[Begin DATA TO PROCESS]

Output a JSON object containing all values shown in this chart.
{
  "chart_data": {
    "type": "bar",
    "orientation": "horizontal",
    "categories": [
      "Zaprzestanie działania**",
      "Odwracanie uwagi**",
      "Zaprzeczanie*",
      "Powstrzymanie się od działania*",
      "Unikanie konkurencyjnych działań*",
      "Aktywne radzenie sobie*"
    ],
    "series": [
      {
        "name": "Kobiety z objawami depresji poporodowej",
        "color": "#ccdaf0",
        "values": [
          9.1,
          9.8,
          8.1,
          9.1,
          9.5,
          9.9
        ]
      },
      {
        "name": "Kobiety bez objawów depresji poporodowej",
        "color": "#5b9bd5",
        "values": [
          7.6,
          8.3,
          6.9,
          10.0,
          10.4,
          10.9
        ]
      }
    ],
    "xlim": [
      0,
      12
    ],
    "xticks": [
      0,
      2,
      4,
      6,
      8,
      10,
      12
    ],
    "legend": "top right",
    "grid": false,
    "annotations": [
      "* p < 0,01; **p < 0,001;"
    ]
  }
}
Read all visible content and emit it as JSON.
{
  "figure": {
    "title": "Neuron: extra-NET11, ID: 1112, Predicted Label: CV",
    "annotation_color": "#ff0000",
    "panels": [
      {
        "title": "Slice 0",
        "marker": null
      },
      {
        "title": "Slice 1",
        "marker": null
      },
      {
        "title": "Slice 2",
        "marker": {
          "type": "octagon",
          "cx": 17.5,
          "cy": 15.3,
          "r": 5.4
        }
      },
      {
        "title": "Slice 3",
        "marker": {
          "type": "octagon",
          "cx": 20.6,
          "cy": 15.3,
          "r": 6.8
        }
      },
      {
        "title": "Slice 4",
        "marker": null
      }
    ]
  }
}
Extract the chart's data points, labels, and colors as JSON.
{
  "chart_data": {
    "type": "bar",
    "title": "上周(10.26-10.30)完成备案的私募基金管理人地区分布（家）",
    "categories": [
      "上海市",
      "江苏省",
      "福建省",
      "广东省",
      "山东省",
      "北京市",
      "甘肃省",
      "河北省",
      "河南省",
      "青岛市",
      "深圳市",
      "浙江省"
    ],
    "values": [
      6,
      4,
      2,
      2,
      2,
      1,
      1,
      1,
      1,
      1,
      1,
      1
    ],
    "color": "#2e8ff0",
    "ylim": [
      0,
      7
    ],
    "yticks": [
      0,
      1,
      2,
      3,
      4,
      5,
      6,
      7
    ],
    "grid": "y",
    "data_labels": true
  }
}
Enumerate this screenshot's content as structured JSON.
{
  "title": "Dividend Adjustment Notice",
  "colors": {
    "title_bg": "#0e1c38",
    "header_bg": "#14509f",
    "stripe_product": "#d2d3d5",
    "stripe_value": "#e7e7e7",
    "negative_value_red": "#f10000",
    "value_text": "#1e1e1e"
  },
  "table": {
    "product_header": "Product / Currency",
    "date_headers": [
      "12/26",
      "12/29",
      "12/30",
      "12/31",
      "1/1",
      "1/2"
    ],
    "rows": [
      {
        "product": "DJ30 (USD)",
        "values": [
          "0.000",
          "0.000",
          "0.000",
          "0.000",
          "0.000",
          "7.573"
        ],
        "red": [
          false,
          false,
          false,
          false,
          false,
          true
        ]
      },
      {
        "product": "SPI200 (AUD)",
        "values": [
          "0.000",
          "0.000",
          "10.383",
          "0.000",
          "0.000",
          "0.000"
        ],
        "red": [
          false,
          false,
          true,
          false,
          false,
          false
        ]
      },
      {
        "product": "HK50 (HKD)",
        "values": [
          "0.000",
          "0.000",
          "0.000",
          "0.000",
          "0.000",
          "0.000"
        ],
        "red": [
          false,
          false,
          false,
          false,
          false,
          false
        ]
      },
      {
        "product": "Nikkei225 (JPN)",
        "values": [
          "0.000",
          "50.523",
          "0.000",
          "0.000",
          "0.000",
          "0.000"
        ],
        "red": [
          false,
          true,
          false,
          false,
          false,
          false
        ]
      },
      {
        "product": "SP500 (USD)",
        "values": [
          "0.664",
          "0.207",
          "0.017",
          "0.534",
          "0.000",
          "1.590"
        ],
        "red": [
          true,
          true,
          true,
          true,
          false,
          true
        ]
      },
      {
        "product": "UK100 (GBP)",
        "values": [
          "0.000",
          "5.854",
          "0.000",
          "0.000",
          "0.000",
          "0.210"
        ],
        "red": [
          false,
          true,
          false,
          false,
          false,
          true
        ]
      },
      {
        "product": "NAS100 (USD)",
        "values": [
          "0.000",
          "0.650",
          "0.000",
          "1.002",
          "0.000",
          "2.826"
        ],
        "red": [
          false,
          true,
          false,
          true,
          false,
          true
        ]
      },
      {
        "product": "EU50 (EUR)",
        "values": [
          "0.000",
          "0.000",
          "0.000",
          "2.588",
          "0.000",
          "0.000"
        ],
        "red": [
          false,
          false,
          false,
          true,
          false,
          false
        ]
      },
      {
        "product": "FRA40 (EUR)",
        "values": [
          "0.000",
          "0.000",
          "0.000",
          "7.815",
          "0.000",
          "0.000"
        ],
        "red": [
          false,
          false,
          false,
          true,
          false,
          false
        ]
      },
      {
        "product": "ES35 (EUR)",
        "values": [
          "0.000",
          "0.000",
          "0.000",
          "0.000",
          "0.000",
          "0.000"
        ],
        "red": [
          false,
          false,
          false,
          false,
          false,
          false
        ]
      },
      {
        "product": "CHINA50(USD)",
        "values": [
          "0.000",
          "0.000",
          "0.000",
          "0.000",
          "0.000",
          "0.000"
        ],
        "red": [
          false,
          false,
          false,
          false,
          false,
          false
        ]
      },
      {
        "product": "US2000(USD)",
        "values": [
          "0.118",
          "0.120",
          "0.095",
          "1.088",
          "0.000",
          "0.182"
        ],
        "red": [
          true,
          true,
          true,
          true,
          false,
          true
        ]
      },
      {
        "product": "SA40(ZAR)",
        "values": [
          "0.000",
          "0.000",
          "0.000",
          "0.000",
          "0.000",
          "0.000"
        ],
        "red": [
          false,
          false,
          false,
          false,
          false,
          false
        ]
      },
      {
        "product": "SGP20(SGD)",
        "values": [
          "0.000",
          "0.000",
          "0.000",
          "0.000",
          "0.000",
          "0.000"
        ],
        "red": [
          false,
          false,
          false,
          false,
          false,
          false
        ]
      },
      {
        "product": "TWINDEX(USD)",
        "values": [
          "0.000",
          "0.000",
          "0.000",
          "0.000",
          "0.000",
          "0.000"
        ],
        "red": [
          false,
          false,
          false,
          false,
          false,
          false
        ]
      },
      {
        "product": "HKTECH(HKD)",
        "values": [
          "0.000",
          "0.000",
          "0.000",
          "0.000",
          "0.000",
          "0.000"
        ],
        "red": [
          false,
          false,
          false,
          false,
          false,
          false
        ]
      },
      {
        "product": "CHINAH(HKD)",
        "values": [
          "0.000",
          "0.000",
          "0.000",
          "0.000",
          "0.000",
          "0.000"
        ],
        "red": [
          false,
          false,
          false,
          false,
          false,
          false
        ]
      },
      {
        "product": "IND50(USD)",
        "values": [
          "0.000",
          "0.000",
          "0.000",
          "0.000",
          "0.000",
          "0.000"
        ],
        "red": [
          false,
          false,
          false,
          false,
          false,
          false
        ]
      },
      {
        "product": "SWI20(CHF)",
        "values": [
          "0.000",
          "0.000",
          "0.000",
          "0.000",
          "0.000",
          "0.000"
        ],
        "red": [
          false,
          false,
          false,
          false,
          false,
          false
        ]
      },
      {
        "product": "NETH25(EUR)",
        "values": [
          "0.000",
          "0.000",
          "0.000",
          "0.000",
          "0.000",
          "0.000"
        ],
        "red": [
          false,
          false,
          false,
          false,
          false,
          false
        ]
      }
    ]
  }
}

[End DATA TO PROCESS]

> WORK TO BE COMPLETED
Gather from the entries above all lines that include the string "this".

> THE COMPLETED TASK
Output a JSON object containing all values shown in this chart.
Enumerate this screenshot's content as structured JSON.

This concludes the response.